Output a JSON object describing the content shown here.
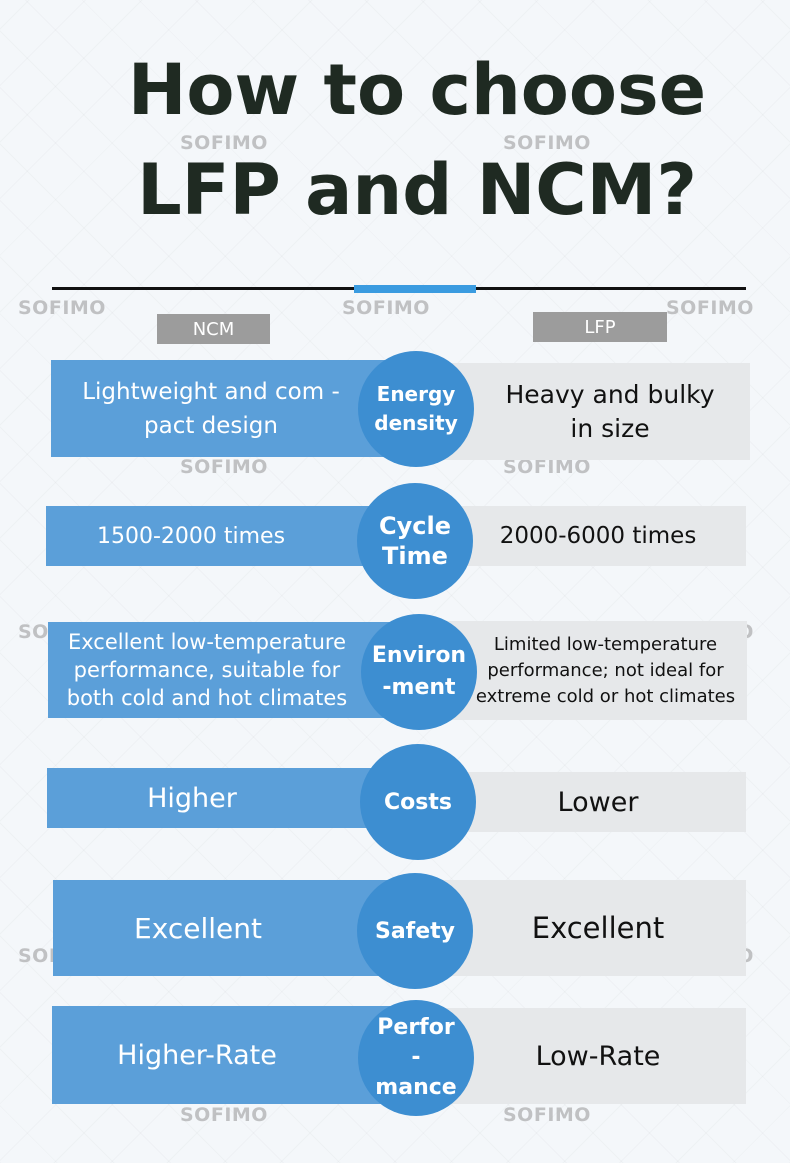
{
  "title": {
    "line1": "How to choose",
    "line2": "LFP and NCM?"
  },
  "watermark": "SOFIMO",
  "columns": {
    "left": "NCM",
    "right": "LFP"
  },
  "rows": [
    {
      "criterion": "Energy density",
      "ncm": "Lightweight and com -pact design",
      "lfp": "Heavy and bulky in size"
    },
    {
      "criterion": "Cycle Time",
      "ncm": "1500-2000 times",
      "lfp": "2000-6000 times"
    },
    {
      "criterion": "Environ -ment",
      "ncm": "Excellent low-temperature performance, suitable for both cold and hot climates",
      "lfp": "Limited low-temperature performance; not ideal for extreme cold or hot climates"
    },
    {
      "criterion": "Costs",
      "ncm": "Higher",
      "lfp": "Lower"
    },
    {
      "criterion": "Safety",
      "ncm": "Excellent",
      "lfp": "Excellent"
    },
    {
      "criterion": "Perfor -mance",
      "ncm": "Higher-Rate",
      "lfp": "Low-Rate"
    }
  ],
  "colors": {
    "ncm_bar": "#5b9fd9",
    "lfp_bar": "#e6e8ea",
    "circle": "#3d8ed1",
    "accent": "#3a9be0",
    "header_label": "#9c9c9c"
  }
}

§ **Exercise description**: Filter the records for lines holding the string "temperature". Copy each one.

§ **Output below**:
      "ncm": "Excellent low-temperature performance, suitable for both cold and hot climates",
      "lfp": "Limited low-temperature performance; not ideal for extreme cold or hot climates"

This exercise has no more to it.